Supplied entries:

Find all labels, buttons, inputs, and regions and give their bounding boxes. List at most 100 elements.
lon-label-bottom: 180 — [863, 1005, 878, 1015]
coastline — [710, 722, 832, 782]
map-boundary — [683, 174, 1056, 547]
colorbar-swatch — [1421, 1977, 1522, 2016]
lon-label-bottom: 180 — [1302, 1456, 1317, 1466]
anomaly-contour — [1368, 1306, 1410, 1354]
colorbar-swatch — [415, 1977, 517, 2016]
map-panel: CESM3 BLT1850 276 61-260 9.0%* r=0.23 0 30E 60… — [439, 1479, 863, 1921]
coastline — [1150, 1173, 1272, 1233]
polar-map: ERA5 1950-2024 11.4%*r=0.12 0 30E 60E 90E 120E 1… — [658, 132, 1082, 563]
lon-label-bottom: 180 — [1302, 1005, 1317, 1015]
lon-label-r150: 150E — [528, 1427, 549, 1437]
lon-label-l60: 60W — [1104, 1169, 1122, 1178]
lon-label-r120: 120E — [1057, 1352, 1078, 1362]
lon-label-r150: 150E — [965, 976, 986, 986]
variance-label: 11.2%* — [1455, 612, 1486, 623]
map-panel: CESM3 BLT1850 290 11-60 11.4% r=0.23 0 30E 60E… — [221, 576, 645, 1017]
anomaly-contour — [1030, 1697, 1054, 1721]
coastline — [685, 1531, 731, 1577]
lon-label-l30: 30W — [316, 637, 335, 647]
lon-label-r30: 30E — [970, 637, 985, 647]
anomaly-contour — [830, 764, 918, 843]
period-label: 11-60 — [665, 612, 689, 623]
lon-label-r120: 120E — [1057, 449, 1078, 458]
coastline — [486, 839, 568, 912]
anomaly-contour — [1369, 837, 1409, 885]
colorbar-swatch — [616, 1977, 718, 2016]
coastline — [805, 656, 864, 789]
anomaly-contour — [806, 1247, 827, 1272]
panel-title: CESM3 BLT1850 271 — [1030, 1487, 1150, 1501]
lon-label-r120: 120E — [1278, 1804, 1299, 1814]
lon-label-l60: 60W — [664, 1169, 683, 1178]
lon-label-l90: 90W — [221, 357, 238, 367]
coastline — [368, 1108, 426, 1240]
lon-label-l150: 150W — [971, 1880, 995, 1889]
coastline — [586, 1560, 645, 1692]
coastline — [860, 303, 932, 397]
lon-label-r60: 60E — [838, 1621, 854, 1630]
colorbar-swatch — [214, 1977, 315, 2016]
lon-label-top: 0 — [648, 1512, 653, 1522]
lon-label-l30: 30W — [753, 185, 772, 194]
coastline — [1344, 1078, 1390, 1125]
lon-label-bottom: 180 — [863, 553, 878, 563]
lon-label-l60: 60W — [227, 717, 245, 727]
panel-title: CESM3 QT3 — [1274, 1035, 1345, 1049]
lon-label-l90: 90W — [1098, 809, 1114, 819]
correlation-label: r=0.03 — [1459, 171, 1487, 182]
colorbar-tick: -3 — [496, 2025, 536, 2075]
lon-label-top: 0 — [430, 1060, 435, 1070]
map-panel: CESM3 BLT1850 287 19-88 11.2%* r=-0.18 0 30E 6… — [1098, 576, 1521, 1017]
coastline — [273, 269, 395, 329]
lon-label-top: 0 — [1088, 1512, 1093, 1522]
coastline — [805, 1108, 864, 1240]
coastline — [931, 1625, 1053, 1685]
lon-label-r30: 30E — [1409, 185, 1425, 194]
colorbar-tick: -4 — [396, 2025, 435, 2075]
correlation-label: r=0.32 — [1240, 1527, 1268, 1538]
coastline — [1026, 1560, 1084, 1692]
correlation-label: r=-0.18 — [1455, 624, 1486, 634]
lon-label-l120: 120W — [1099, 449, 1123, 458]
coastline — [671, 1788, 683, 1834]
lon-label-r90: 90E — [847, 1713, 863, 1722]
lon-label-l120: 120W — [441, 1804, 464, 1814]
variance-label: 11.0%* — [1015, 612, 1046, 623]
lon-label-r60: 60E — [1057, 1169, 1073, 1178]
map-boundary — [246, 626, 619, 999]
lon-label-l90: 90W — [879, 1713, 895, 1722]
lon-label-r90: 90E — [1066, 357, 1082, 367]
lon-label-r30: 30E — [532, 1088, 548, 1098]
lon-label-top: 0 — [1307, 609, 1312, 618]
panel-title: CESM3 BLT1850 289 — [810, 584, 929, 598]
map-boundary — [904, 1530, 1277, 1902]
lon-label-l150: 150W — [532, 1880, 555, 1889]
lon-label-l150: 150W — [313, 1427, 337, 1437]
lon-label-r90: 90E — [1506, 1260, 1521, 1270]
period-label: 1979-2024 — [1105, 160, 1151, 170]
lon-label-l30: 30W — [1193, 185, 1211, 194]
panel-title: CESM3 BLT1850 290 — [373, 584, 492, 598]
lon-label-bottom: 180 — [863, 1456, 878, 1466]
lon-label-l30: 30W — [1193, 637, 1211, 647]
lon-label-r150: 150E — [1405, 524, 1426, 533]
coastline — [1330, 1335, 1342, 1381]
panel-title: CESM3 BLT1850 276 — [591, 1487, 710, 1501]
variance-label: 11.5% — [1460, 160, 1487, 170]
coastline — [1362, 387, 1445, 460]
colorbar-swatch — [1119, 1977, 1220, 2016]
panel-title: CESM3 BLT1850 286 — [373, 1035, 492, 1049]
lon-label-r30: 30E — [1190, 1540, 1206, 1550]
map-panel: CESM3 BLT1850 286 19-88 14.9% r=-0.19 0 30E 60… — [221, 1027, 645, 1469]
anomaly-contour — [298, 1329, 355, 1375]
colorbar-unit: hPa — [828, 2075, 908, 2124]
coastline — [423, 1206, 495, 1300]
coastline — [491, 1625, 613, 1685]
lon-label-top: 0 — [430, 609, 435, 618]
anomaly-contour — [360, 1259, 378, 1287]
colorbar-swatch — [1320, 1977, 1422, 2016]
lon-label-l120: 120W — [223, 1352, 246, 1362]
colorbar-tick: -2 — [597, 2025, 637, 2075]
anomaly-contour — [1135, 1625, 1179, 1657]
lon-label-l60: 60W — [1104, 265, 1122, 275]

Directions for this task:
Return the whole listing above verbatim, every line in its original order with nothing altered.

Response:
Find all labels, buttons, inputs, and regions and give their bounding boxes. List at most 100 elements.
lon-label-bottom: 180 — [863, 1005, 878, 1015]
coastline — [710, 722, 832, 782]
map-boundary — [683, 174, 1056, 547]
colorbar-swatch — [1421, 1977, 1522, 2016]
lon-label-bottom: 180 — [1302, 1456, 1317, 1466]
anomaly-contour — [1368, 1306, 1410, 1354]
colorbar-swatch — [415, 1977, 517, 2016]
map-panel: CESM3 BLT1850 276 61-260 9.0%* r=0.23 0 30E 60… — [439, 1479, 863, 1921]
coastline — [1150, 1173, 1272, 1233]
polar-map: ERA5 1950-2024 11.4%*r=0.12 0 30E 60E 90E 120E 1… — [658, 132, 1082, 563]
lon-label-bottom: 180 — [1302, 1005, 1317, 1015]
lon-label-r150: 150E — [528, 1427, 549, 1437]
lon-label-l60: 60W — [1104, 1169, 1122, 1178]
lon-label-r120: 120E — [1057, 1352, 1078, 1362]
lon-label-r150: 150E — [965, 976, 986, 986]
variance-label: 11.2%* — [1455, 612, 1486, 623]
map-panel: CESM3 BLT1850 290 11-60 11.4% r=0.23 0 30E 60E… — [221, 576, 645, 1017]
anomaly-contour — [1030, 1697, 1054, 1721]
coastline — [685, 1531, 731, 1577]
lon-label-l30: 30W — [316, 637, 335, 647]
lon-label-r30: 30E — [970, 637, 985, 647]
anomaly-contour — [830, 764, 918, 843]
period-label: 11-60 — [665, 612, 689, 623]
lon-label-r120: 120E — [1057, 449, 1078, 458]
coastline — [486, 839, 568, 912]
anomaly-contour — [1369, 837, 1409, 885]
colorbar-swatch — [616, 1977, 718, 2016]
coastline — [805, 656, 864, 789]
anomaly-contour — [806, 1247, 827, 1272]
panel-title: CESM3 BLT1850 271 — [1030, 1487, 1150, 1501]
lon-label-r120: 120E — [1278, 1804, 1299, 1814]
lon-label-l60: 60W — [664, 1169, 683, 1178]
lon-label-l90: 90W — [221, 357, 238, 367]
coastline — [368, 1108, 426, 1240]
lon-label-l150: 150W — [971, 1880, 995, 1889]
coastline — [586, 1560, 645, 1692]
coastline — [860, 303, 932, 397]
lon-label-r60: 60E — [838, 1621, 854, 1630]
colorbar-swatch — [214, 1977, 315, 2016]
lon-label-top: 0 — [648, 1512, 653, 1522]
lon-label-l30: 30W — [753, 185, 772, 194]
coastline — [1344, 1078, 1390, 1125]
lon-label-bottom: 180 — [863, 553, 878, 563]
lon-label-l60: 60W — [227, 717, 245, 727]
panel-title: CESM3 QT3 — [1274, 1035, 1345, 1049]
lon-label-l90: 90W — [1098, 809, 1114, 819]
correlation-label: r=0.03 — [1459, 171, 1487, 182]
colorbar-tick: -3 — [496, 2025, 536, 2075]
lon-label-top: 0 — [430, 1060, 435, 1070]
map-panel: CESM3 BLT1850 287 19-88 11.2%* r=-0.18 0 30E 6… — [1098, 576, 1521, 1017]
coastline — [273, 269, 395, 329]
lon-label-top: 0 — [1088, 1512, 1093, 1522]
coastline — [805, 1108, 864, 1240]
coastline — [931, 1625, 1053, 1685]
lon-label-r30: 30E — [1409, 185, 1425, 194]
colorbar-tick: -4 — [396, 2025, 435, 2075]
correlation-label: r=0.32 — [1240, 1527, 1268, 1538]
coastline — [1026, 1560, 1084, 1692]
correlation-label: r=-0.18 — [1455, 624, 1486, 634]
lon-label-l120: 120W — [1099, 449, 1123, 458]
coastline — [671, 1788, 683, 1834]
lon-label-r90: 90E — [847, 1713, 863, 1722]
lon-label-l120: 120W — [441, 1804, 464, 1814]
variance-label: 11.0%* — [1015, 612, 1046, 623]
lon-label-r60: 60E — [1057, 1169, 1073, 1178]
map-boundary — [246, 626, 619, 999]
lon-label-l90: 90W — [879, 1713, 895, 1722]
lon-label-r90: 90E — [1066, 357, 1082, 367]
lon-label-r30: 30E — [532, 1088, 548, 1098]
lon-label-top: 0 — [1307, 609, 1312, 618]
panel-title: CESM3 BLT1850 289 — [810, 584, 929, 598]
map-boundary — [904, 1530, 1277, 1902]
lon-label-l150: 150W — [532, 1880, 555, 1889]
lon-label-l150: 150W — [313, 1427, 337, 1437]
lon-label-r90: 90E — [1506, 1260, 1521, 1270]
period-label: 1979-2024 — [1105, 160, 1151, 170]
lon-label-l30: 30W — [1193, 185, 1211, 194]
panel-title: CESM3 BLT1850 290 — [373, 584, 492, 598]
lon-label-bottom: 180 — [863, 1456, 878, 1466]
lon-label-l30: 30W — [1193, 637, 1211, 647]
lon-label-r150: 150E — [1405, 524, 1426, 533]
coastline — [1330, 1335, 1342, 1381]
panel-title: CESM3 BLT1850 276 — [591, 1487, 710, 1501]
variance-label: 11.5% — [1460, 160, 1487, 170]
coastline — [1362, 387, 1445, 460]
colorbar-swatch — [1119, 1977, 1220, 2016]
panel-title: CESM3 BLT1850 286 — [373, 1035, 492, 1049]
lon-label-r30: 30E — [1190, 1540, 1206, 1550]
map-panel: CESM3 BLT1850 286 19-88 14.9% r=-0.19 0 30E 60… — [221, 1027, 645, 1469]
anomaly-contour — [298, 1329, 355, 1375]
colorbar-unit: hPa — [828, 2075, 908, 2124]
coastline — [423, 1206, 495, 1300]
coastline — [491, 1625, 613, 1685]
lon-label-top: 0 — [430, 609, 435, 618]
anomaly-contour — [360, 1259, 378, 1287]
colorbar-swatch — [1320, 1977, 1422, 2016]
lon-label-l120: 120W — [223, 1352, 246, 1362]
colorbar-tick: -2 — [597, 2025, 637, 2075]
anomaly-contour — [1135, 1625, 1179, 1657]
lon-label-l60: 60W — [1104, 265, 1122, 275]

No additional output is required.